*Task to complete*.
Write out the data below in full. Keep it exact.

----

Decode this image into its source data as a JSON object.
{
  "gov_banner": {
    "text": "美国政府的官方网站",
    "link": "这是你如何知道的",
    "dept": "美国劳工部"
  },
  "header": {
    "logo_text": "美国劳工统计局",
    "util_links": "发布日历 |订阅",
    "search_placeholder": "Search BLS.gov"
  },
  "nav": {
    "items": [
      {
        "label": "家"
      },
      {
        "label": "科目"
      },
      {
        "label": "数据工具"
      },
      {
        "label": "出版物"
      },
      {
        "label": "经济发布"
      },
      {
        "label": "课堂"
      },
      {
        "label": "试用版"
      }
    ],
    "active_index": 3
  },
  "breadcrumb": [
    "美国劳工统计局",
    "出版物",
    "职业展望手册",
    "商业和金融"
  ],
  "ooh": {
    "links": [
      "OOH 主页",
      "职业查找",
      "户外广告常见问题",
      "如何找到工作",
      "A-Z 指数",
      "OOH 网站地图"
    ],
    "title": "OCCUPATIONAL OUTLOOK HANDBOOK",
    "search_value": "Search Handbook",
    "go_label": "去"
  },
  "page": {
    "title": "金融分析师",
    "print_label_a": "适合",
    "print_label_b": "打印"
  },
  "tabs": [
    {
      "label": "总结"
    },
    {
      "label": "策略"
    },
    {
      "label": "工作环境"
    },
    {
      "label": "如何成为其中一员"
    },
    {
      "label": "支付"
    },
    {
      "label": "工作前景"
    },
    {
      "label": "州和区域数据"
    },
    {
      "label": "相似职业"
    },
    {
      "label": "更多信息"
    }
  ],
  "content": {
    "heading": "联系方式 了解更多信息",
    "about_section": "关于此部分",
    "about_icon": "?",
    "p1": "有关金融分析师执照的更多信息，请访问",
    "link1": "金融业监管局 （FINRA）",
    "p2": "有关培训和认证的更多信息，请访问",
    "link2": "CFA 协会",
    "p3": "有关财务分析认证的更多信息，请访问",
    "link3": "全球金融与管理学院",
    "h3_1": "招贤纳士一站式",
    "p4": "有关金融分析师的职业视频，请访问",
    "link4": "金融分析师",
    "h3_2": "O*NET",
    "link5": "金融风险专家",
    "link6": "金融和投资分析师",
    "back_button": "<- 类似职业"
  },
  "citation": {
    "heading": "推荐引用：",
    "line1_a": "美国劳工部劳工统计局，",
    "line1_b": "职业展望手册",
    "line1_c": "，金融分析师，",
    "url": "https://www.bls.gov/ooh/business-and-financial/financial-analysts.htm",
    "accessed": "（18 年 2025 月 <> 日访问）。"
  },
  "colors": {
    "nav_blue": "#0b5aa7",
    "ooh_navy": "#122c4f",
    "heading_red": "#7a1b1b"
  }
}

----

*Exercise output*.
Decode this image into its source data as a JSON object.
{
  "gov_banner": {
    "text": "美国政府的官方网站",
    "link": "这是你如何知道的",
    "dept": "美国劳工部"
  },
  "header": {
    "logo_text": "美国劳工统计局",
    "util_links": "发布日历 |订阅",
    "search_placeholder": "Search BLS.gov"
  },
  "nav": {
    "items": [
      {
        "label": "家"
      },
      {
        "label": "科目"
      },
      {
        "label": "数据工具"
      },
      {
        "label": "出版物"
      },
      {
        "label": "经济发布"
      },
      {
        "label": "课堂"
      },
      {
        "label": "试用版"
      }
    ],
    "active_index": 3
  },
  "breadcrumb": [
    "美国劳工统计局",
    "出版物",
    "职业展望手册",
    "商业和金融"
  ],
  "ooh": {
    "links": [
      "OOH 主页",
      "职业查找",
      "户外广告常见问题",
      "如何找到工作",
      "A-Z 指数",
      "OOH 网站地图"
    ],
    "title": "OCCUPATIONAL OUTLOOK HANDBOOK",
    "search_value": "Search Handbook",
    "go_label": "去"
  },
  "page": {
    "title": "金融分析师",
    "print_label_a": "适合",
    "print_label_b": "打印"
  },
  "tabs": [
    {
      "label": "总结"
    },
    {
      "label": "策略"
    },
    {
      "label": "工作环境"
    },
    {
      "label": "如何成为其中一员"
    },
    {
      "label": "支付"
    },
    {
      "label": "工作前景"
    },
    {
      "label": "州和区域数据"
    },
    {
      "label": "相似职业"
    },
    {
      "label": "更多信息"
    }
  ],
  "content": {
    "heading": "联系方式 了解更多信息",
    "about_section": "关于此部分",
    "about_icon": "?",
    "p1": "有关金融分析师执照的更多信息，请访问",
    "link1": "金融业监管局 （FINRA）",
    "p2": "有关培训和认证的更多信息，请访问",
    "link2": "CFA 协会",
    "p3": "有关财务分析认证的更多信息，请访问",
    "link3": "全球金融与管理学院",
    "h3_1": "招贤纳士一站式",
    "p4": "有关金融分析师的职业视频，请访问",
    "link4": "金融分析师",
    "h3_2": "O*NET",
    "link5": "金融风险专家",
    "link6": "金融和投资分析师",
    "back_button": "<- 类似职业"
  },
  "citation": {
    "heading": "推荐引用：",
    "line1_a": "美国劳工部劳工统计局，",
    "line1_b": "职业展望手册",
    "line1_c": "，金融分析师，",
    "url": "https://www.bls.gov/ooh/business-and-financial/financial-analysts.htm",
    "accessed": "（18 年 2025 月 <> 日访问）。"
  },
  "colors": {
    "nav_blue": "#0b5aa7",
    "ooh_navy": "#122c4f",
    "heading_red": "#7a1b1b"
  }
}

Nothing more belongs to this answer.